BRIEF — Write out the whole listing again, exactly as given.

INPUT FOR THIS TASK —
━━━━━━━━

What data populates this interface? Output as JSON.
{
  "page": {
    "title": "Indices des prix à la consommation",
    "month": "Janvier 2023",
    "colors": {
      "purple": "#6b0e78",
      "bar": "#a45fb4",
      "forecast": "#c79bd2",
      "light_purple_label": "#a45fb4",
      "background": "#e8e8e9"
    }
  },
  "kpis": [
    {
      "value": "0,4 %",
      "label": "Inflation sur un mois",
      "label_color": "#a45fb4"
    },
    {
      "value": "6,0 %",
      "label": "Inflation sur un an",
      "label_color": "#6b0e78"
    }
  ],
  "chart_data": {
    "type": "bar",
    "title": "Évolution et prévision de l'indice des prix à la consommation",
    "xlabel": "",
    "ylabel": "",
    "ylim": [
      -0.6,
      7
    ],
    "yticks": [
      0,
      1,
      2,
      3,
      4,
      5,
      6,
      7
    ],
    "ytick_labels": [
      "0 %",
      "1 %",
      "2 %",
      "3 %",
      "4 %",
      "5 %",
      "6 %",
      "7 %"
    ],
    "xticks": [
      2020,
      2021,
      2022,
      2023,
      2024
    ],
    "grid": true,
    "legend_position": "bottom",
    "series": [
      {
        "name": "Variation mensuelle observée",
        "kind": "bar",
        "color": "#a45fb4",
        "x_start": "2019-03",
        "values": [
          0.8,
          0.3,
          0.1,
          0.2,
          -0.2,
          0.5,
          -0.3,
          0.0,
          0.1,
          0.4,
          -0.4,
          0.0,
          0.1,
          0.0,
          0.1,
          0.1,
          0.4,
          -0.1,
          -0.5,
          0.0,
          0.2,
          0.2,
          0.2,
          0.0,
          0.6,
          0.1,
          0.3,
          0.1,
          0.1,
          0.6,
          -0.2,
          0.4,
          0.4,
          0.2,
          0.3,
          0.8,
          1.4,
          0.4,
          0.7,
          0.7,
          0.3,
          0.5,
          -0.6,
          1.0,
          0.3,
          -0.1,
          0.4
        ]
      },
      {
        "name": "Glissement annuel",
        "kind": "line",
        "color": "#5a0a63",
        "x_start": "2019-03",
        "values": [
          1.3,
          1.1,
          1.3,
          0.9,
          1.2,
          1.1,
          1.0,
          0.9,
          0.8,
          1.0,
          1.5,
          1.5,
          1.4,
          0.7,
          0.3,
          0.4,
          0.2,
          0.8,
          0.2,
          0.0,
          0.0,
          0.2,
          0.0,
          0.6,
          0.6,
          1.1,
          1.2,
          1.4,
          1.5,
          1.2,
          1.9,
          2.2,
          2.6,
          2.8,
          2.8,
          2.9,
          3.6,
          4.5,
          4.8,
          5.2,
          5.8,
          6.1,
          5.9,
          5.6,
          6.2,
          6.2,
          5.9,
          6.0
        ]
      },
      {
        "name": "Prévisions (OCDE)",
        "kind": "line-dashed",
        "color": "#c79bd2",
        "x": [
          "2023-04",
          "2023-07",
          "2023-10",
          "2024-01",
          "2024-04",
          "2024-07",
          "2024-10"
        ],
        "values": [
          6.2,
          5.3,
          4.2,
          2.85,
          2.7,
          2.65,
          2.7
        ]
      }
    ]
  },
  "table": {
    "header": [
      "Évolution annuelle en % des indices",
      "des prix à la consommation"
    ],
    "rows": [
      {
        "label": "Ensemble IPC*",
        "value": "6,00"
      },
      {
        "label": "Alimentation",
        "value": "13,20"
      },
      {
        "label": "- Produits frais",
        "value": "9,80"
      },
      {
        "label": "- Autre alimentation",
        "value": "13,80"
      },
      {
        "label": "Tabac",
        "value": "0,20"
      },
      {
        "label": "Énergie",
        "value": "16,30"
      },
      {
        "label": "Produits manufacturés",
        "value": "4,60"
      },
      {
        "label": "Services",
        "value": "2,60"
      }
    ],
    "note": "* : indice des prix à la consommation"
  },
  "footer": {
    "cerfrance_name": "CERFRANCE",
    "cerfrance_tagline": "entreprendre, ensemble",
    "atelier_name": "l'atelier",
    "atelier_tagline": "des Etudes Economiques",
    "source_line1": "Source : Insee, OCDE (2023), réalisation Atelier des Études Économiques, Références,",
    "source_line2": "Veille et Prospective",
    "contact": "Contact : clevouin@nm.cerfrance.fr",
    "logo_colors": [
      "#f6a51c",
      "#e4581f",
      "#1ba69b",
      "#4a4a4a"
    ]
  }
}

━━━━━━━━

TASK ANSWER —
What data populates this interface? Output as JSON.
{
  "page": {
    "title": "Indices des prix à la consommation",
    "month": "Janvier 2023",
    "colors": {
      "purple": "#6b0e78",
      "bar": "#a45fb4",
      "forecast": "#c79bd2",
      "light_purple_label": "#a45fb4",
      "background": "#e8e8e9"
    }
  },
  "kpis": [
    {
      "value": "0,4 %",
      "label": "Inflation sur un mois",
      "label_color": "#a45fb4"
    },
    {
      "value": "6,0 %",
      "label": "Inflation sur un an",
      "label_color": "#6b0e78"
    }
  ],
  "chart_data": {
    "type": "bar",
    "title": "Évolution et prévision de l'indice des prix à la consommation",
    "xlabel": "",
    "ylabel": "",
    "ylim": [
      -0.6,
      7
    ],
    "yticks": [
      0,
      1,
      2,
      3,
      4,
      5,
      6,
      7
    ],
    "ytick_labels": [
      "0 %",
      "1 %",
      "2 %",
      "3 %",
      "4 %",
      "5 %",
      "6 %",
      "7 %"
    ],
    "xticks": [
      2020,
      2021,
      2022,
      2023,
      2024
    ],
    "grid": true,
    "legend_position": "bottom",
    "series": [
      {
        "name": "Variation mensuelle observée",
        "kind": "bar",
        "color": "#a45fb4",
        "x_start": "2019-03",
        "values": [
          0.8,
          0.3,
          0.1,
          0.2,
          -0.2,
          0.5,
          -0.3,
          0.0,
          0.1,
          0.4,
          -0.4,
          0.0,
          0.1,
          0.0,
          0.1,
          0.1,
          0.4,
          -0.1,
          -0.5,
          0.0,
          0.2,
          0.2,
          0.2,
          0.0,
          0.6,
          0.1,
          0.3,
          0.1,
          0.1,
          0.6,
          -0.2,
          0.4,
          0.4,
          0.2,
          0.3,
          0.8,
          1.4,
          0.4,
          0.7,
          0.7,
          0.3,
          0.5,
          -0.6,
          1.0,
          0.3,
          -0.1,
          0.4
        ]
      },
      {
        "name": "Glissement annuel",
        "kind": "line",
        "color": "#5a0a63",
        "x_start": "2019-03",
        "values": [
          1.3,
          1.1,
          1.3,
          0.9,
          1.2,
          1.1,
          1.0,
          0.9,
          0.8,
          1.0,
          1.5,
          1.5,
          1.4,
          0.7,
          0.3,
          0.4,
          0.2,
          0.8,
          0.2,
          0.0,
          0.0,
          0.2,
          0.0,
          0.6,
          0.6,
          1.1,
          1.2,
          1.4,
          1.5,
          1.2,
          1.9,
          2.2,
          2.6,
          2.8,
          2.8,
          2.9,
          3.6,
          4.5,
          4.8,
          5.2,
          5.8,
          6.1,
          5.9,
          5.6,
          6.2,
          6.2,
          5.9,
          6.0
        ]
      },
      {
        "name": "Prévisions (OCDE)",
        "kind": "line-dashed",
        "color": "#c79bd2",
        "x": [
          "2023-04",
          "2023-07",
          "2023-10",
          "2024-01",
          "2024-04",
          "2024-07",
          "2024-10"
        ],
        "values": [
          6.2,
          5.3,
          4.2,
          2.85,
          2.7,
          2.65,
          2.7
        ]
      }
    ]
  },
  "table": {
    "header": [
      "Évolution annuelle en % des indices",
      "des prix à la consommation"
    ],
    "rows": [
      {
        "label": "Ensemble IPC*",
        "value": "6,00"
      },
      {
        "label": "Alimentation",
        "value": "13,20"
      },
      {
        "label": "- Produits frais",
        "value": "9,80"
      },
      {
        "label": "- Autre alimentation",
        "value": "13,80"
      },
      {
        "label": "Tabac",
        "value": "0,20"
      },
      {
        "label": "Énergie",
        "value": "16,30"
      },
      {
        "label": "Produits manufacturés",
        "value": "4,60"
      },
      {
        "label": "Services",
        "value": "2,60"
      }
    ],
    "note": "* : indice des prix à la consommation"
  },
  "footer": {
    "cerfrance_name": "CERFRANCE",
    "cerfrance_tagline": "entreprendre, ensemble",
    "atelier_name": "l'atelier",
    "atelier_tagline": "des Etudes Economiques",
    "source_line1": "Source : Insee, OCDE (2023), réalisation Atelier des Études Économiques, Références,",
    "source_line2": "Veille et Prospective",
    "contact": "Contact : clevouin@nm.cerfrance.fr",
    "logo_colors": [
      "#f6a51c",
      "#e4581f",
      "#1ba69b",
      "#4a4a4a"
    ]
  }
}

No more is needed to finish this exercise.